Exercise objective: Return the number of lines that include the string "Constanza", without any other text.
____ Task data
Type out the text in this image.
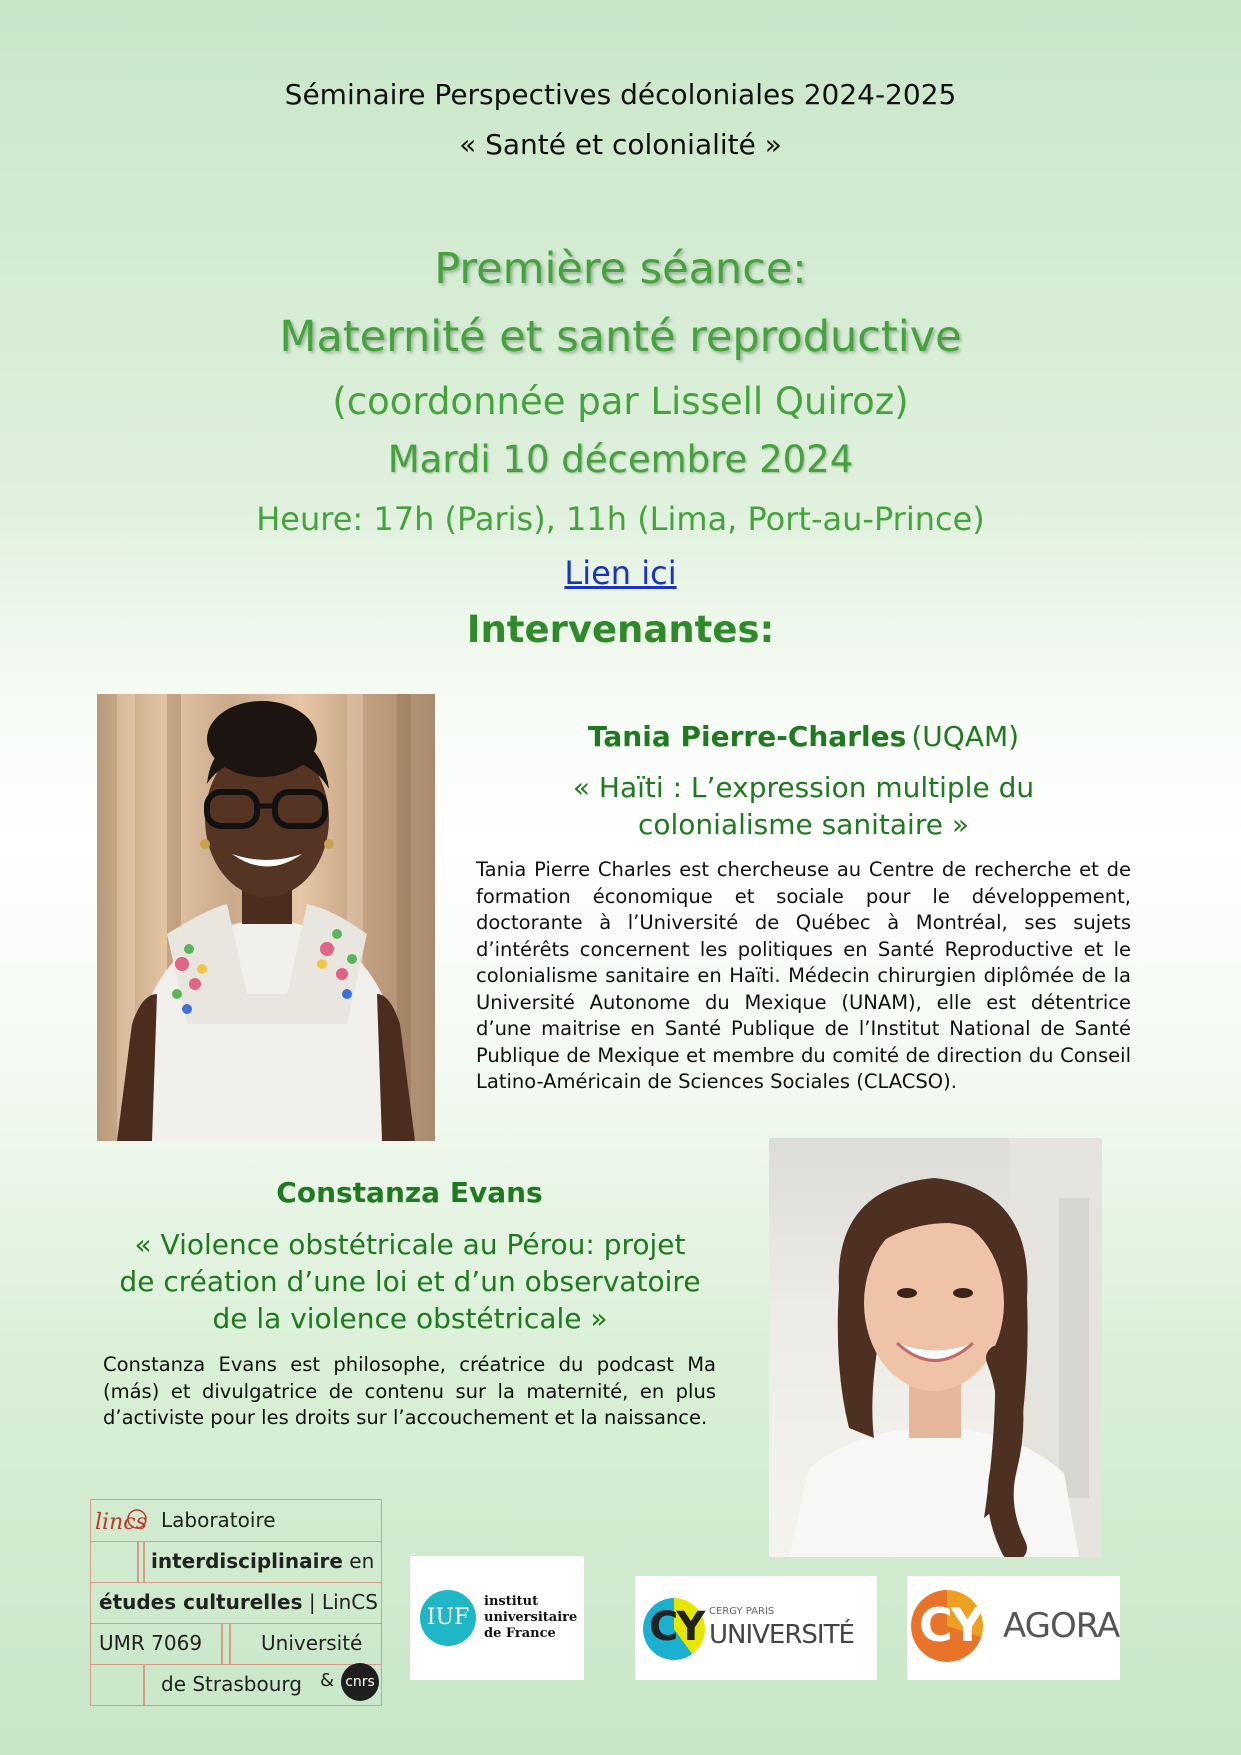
Séminaire Perspectives décoloniales 2024-2025
« Santé et colonialité »
Première séance:
Maternité et santé reproductive
(coordonnée par Lissell Quiroz)
Mardi 10 décembre 2024
Heure: 17h (Paris), 11h (Lima, Port-au-Prince)
Lien ici
Intervenantes:
Tania Pierre-Charles (UQAM)
« Haïti : L’expression multiple du
colonialisme sanitaire »
Tania Pierre Charles est chercheuse au Centre de recherche et de formation économique et sociale pour le développement, doctorante à l’Université de Québec à Montréal, ses sujets d’intérêts concernent les politiques en Santé Reproductive et le colonialisme sanitaire en Haïti. Médecin chirurgien diplômée de la Université Autonome du Mexique (UNAM), elle est détentrice d’une maitrise en Santé Publique de l’Institut National de Santé Publique de Mexique et membre du comité de direction du Conseil Latino-Américain de Sciences Sociales (CLACSO).
Constanza Evans
« Violence obstétricale au Pérou: projet
de création d’une loi et d’un observatoire
de la violence obstétricale »
Constanza Evans est philosophe, créatrice du podcast Ma (más) et divulgatrice de contenu sur la maternité, en plus d’activiste pour les droits sur l’accouchement et la naissance.
lincs Laboratoire
interdisciplinaire en
études culturelles | LinCS
UMR 7069	Université
de Strasbourg & cnrs
IUF
institut
universitaire
de France	CY CERGY PARIS
UNIVERSITÉ CY AGORA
________
Result of this task: 2